(EXERCISE INSTRUCTIONS):
Exclude the pictures, then copy all remaining records exactly.

* * * * * * *

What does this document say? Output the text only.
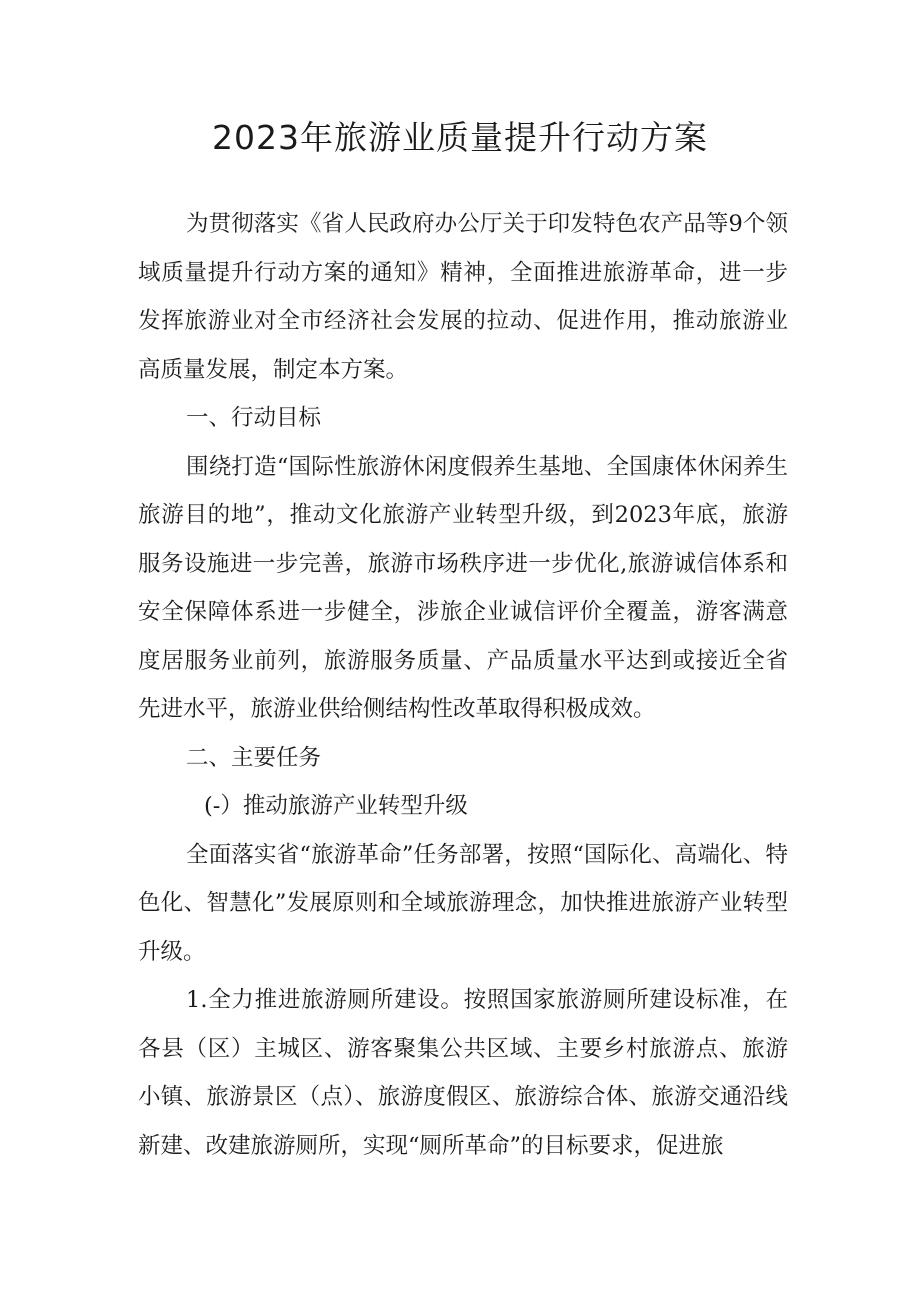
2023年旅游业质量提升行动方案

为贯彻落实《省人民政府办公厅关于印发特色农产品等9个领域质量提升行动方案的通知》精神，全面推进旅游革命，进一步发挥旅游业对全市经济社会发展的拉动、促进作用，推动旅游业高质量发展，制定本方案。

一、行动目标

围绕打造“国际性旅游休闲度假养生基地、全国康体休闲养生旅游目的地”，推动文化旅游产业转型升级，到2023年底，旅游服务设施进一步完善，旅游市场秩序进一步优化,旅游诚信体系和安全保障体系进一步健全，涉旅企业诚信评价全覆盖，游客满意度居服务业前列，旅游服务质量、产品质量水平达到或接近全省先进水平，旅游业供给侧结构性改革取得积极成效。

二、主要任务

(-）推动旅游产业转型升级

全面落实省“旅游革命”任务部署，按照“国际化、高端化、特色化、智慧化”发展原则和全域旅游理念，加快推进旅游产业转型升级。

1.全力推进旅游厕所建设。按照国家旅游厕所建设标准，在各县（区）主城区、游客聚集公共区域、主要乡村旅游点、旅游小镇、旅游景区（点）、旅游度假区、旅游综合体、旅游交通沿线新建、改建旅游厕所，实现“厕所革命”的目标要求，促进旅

* * * * * * *

(RESPONSE TO THE TASK):
What does this document say? Output the text only.
2023年旅游业质量提升行动方案

为贯彻落实《省人民政府办公厅关于印发特色农产品等9个领域质量提升行动方案的通知》精神，全面推进旅游革命，进一步发挥旅游业对全市经济社会发展的拉动、促进作用，推动旅游业高质量发展，制定本方案。

一、行动目标

围绕打造“国际性旅游休闲度假养生基地、全国康体休闲养生旅游目的地”，推动文化旅游产业转型升级，到2023年底，旅游服务设施进一步完善，旅游市场秩序进一步优化,旅游诚信体系和安全保障体系进一步健全，涉旅企业诚信评价全覆盖，游客满意度居服务业前列，旅游服务质量、产品质量水平达到或接近全省先进水平，旅游业供给侧结构性改革取得积极成效。

二、主要任务

(-）推动旅游产业转型升级

全面落实省“旅游革命”任务部署，按照“国际化、高端化、特色化、智慧化”发展原则和全域旅游理念，加快推进旅游产业转型升级。

1.全力推进旅游厕所建设。按照国家旅游厕所建设标准，在各县（区）主城区、游客聚集公共区域、主要乡村旅游点、旅游小镇、旅游景区（点）、旅游度假区、旅游综合体、旅游交通沿线新建、改建旅游厕所，实现“厕所革命”的目标要求，促进旅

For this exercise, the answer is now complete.